Saved entries
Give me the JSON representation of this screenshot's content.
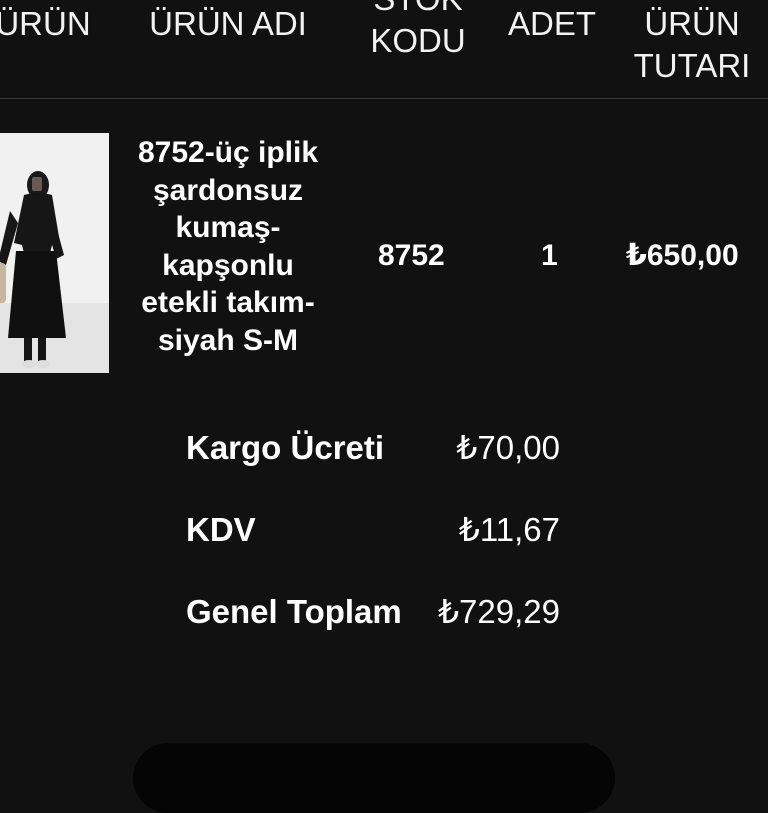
{
  "table": {
    "headers": {
      "product": "ÜRÜN",
      "product_name": "ÜRÜN ADI",
      "stock_code": "STOK KODU",
      "quantity": "ADET",
      "product_price": "ÜRÜN TUTARI"
    },
    "rows": [
      {
        "name": "8752-üç iplik şardonsuz kumaş-kapşonlu etekli takım-siyah S-M",
        "stock_code": "8752",
        "quantity": "1",
        "price": "₺650,00"
      }
    ]
  },
  "totals": {
    "shipping_label": "Kargo Ücreti",
    "shipping_value": "₺70,00",
    "vat_label": "KDV",
    "vat_value": "₺11,67",
    "grand_total_label": "Genel Toplam",
    "grand_total_value": "₺729,29"
  },
  "colors": {
    "background": "#111111",
    "text": "#ffffff",
    "divider": "#3a3a3a"
  }
}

• _YOUR OBJECTIVE_
Transcribe the records above exactly, omitting every picture they contain.

• _RESULT OF THIS TASK_
Give me the JSON representation of this screenshot's content.
{
  "table": {
    "headers": {
      "product": "ÜRÜN",
      "product_name": "ÜRÜN ADI",
      "stock_code": "STOK KODU",
      "quantity": "ADET",
      "product_price": "ÜRÜN TUTARI"
    },
    "rows": [
      {
        "name": "8752-üç iplik şardonsuz kumaş-kapşonlu etekli takım-siyah S-M",
        "stock_code": "8752",
        "quantity": "1",
        "price": "₺650,00"
      }
    ]
  },
  "totals": {
    "shipping_label": "Kargo Ücreti",
    "shipping_value": "₺70,00",
    "vat_label": "KDV",
    "vat_value": "₺11,67",
    "grand_total_label": "Genel Toplam",
    "grand_total_value": "₺729,29"
  },
  "colors": {
    "background": "#111111",
    "text": "#ffffff",
    "divider": "#3a3a3a"
  }
}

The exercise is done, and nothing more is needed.